### Directive
Please restate the Texas certificate-of-amendment provision from "(a) A general" to "make it accurate.", substituting "registered partnership" for every "limited partnership".

### Passage provided
|---|

(a) A general partner shall file a certificate of amendment reflecting the occurrence of one or more of the following events not later than the 30th day after the date on which the event occurred:
(1) the admission of a new general partner;
(2) the withdrawal of a general partner;
(3) a change in the name of the limited partnership; or
(4) except as provided by Sections 5.202 and 5.203, a change in:
(A) the address of the registered office; or
(B) the name or address of the registered agent of the limited partnership.
(b) A general partner who becomes aware that a statement in a certificate of formation was false when made or that a matter described in the certificate has changed, making the certificate false in any material respect, shall promptly amend the certificate to make it accurate.

Terms Used In Texas Business Organizations Code 153.051

  • Amendment: A proposal to alter the text of a pending bill or other measure by striking out some of it, by inserting new language, or both. Before an amendment becomes part of the measure, thelegislature must agree to it.

|---|

### Excerpted records
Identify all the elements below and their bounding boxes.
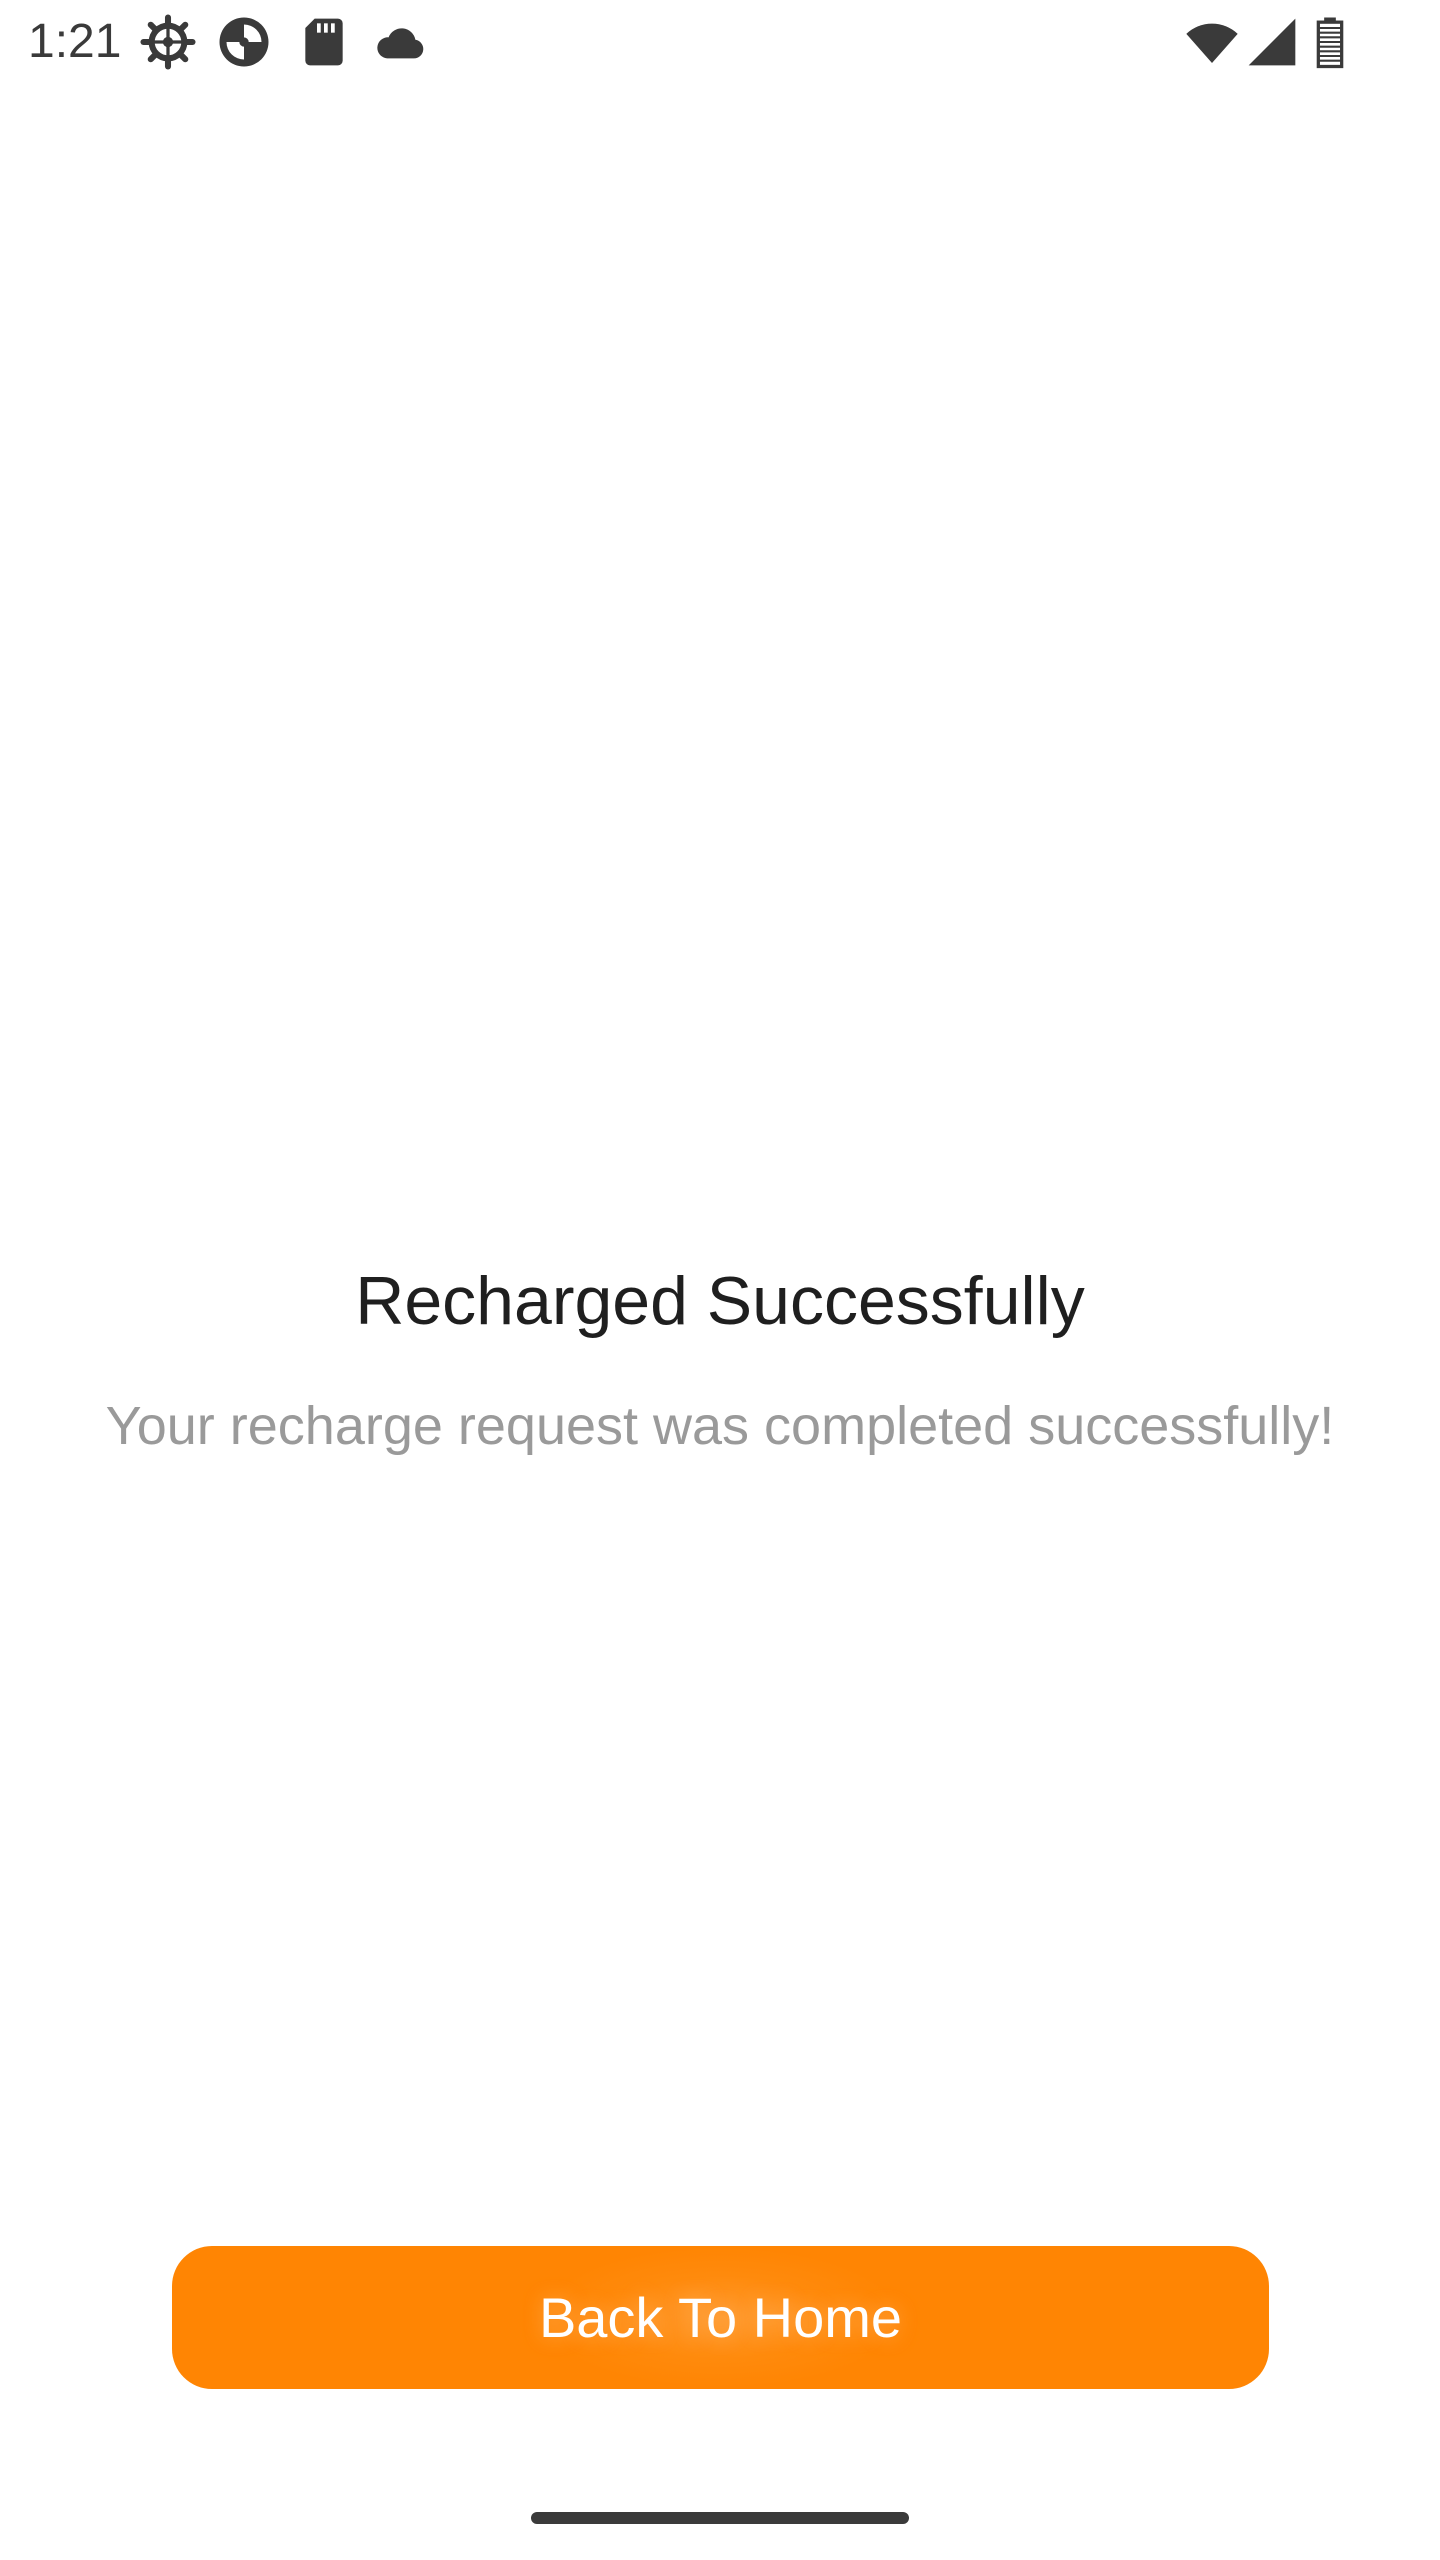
sd-card-icon	[296, 14, 352, 70]
app-swirl-icon	[216, 14, 272, 70]
recharge-success-screen: 1:21 Recharged Successfully Your recharg…	[0, 0, 1440, 2560]
status-bar: 1:21	[0, 0, 1440, 84]
back-to-home-button[interactable]: Back To Home	[172, 2246, 1269, 2389]
wifi-icon	[1184, 14, 1240, 70]
back-to-home-label: Back To Home	[538, 2286, 903, 2349]
cell-signal-icon	[1244, 14, 1300, 70]
success-title: Recharged Successfully	[355, 1263, 1085, 1339]
gesture-navigation-bar[interactable]	[531, 2512, 909, 2524]
cloud-icon	[372, 14, 428, 70]
battery-icon	[1302, 14, 1358, 70]
status-time: 1:21	[28, 15, 122, 68]
success-message: Your recharge request was completed succ…	[105, 1396, 1335, 1456]
settings-gear-icon	[140, 14, 196, 70]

|---|

### Full solution
(a) A general partner shall file a certificate of amendment reflecting the occurrence of one or more of the following events not later than the 30th day after the date on which the event occurred:
(1) the admission of a new general partner;
(2) the withdrawal of a general partner;
(3) a change in the name of the registered partnership; or
(4) except as provided by Sections 5.202 and 5.203, a change in:
(A) the address of the registered office; or
(B) the name or address of the registered agent of the registered partnership.
(b) A general partner who becomes aware that a statement in a certificate of formation was false when made or that a matter described in the certificate has changed, making the certificate false in any material respect, shall promptly amend the certificate to make it accurate.